## Directive
Transcribe the material word for word, but without the images.

## Given information
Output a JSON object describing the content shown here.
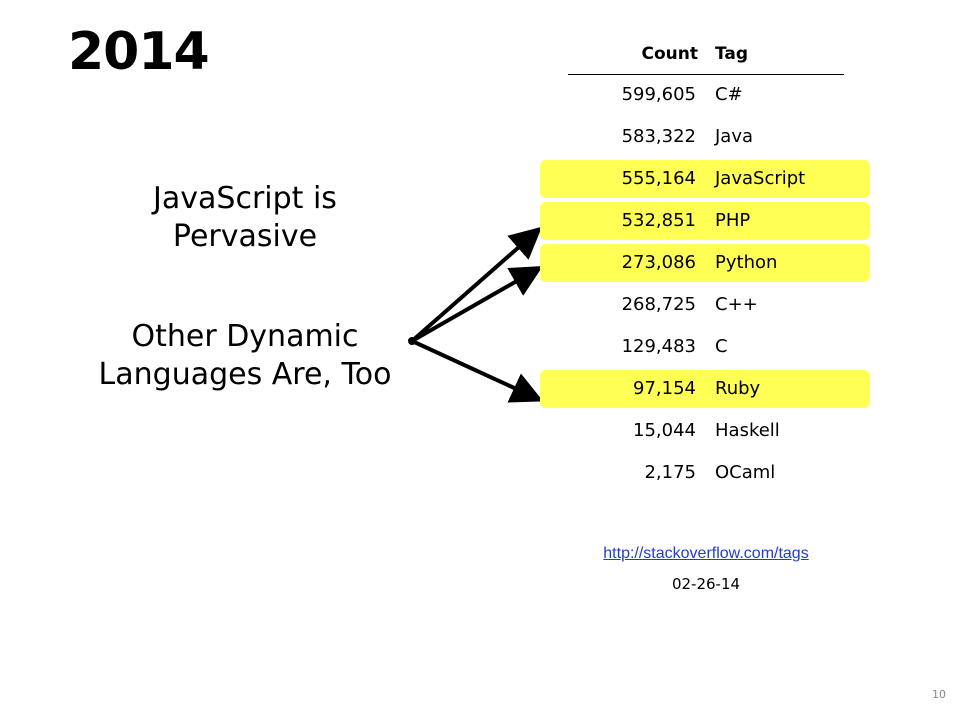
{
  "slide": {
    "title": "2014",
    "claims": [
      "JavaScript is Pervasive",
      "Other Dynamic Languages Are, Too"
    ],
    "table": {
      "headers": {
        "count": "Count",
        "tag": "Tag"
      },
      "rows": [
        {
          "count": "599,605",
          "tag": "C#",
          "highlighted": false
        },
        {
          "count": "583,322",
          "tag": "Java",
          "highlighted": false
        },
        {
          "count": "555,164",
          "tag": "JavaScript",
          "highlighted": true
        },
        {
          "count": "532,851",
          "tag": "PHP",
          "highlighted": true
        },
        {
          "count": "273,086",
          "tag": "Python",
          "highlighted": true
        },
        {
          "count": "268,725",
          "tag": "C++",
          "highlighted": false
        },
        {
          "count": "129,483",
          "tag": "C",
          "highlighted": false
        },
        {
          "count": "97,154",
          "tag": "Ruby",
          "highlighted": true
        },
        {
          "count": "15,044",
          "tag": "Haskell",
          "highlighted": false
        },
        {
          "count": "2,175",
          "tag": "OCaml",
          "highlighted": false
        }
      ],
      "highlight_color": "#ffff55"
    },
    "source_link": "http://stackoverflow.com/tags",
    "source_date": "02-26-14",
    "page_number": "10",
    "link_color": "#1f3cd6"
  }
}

## Final result
Output a JSON object describing the content shown here.
{
  "slide": {
    "title": "2014",
    "claims": [
      "JavaScript is Pervasive",
      "Other Dynamic Languages Are, Too"
    ],
    "table": {
      "headers": {
        "count": "Count",
        "tag": "Tag"
      },
      "rows": [
        {
          "count": "599,605",
          "tag": "C#",
          "highlighted": false
        },
        {
          "count": "583,322",
          "tag": "Java",
          "highlighted": false
        },
        {
          "count": "555,164",
          "tag": "JavaScript",
          "highlighted": true
        },
        {
          "count": "532,851",
          "tag": "PHP",
          "highlighted": true
        },
        {
          "count": "273,086",
          "tag": "Python",
          "highlighted": true
        },
        {
          "count": "268,725",
          "tag": "C++",
          "highlighted": false
        },
        {
          "count": "129,483",
          "tag": "C",
          "highlighted": false
        },
        {
          "count": "97,154",
          "tag": "Ruby",
          "highlighted": true
        },
        {
          "count": "15,044",
          "tag": "Haskell",
          "highlighted": false
        },
        {
          "count": "2,175",
          "tag": "OCaml",
          "highlighted": false
        }
      ],
      "highlight_color": "#ffff55"
    },
    "source_link": "http://stackoverflow.com/tags",
    "source_date": "02-26-14",
    "page_number": "10",
    "link_color": "#1f3cd6"
  }
}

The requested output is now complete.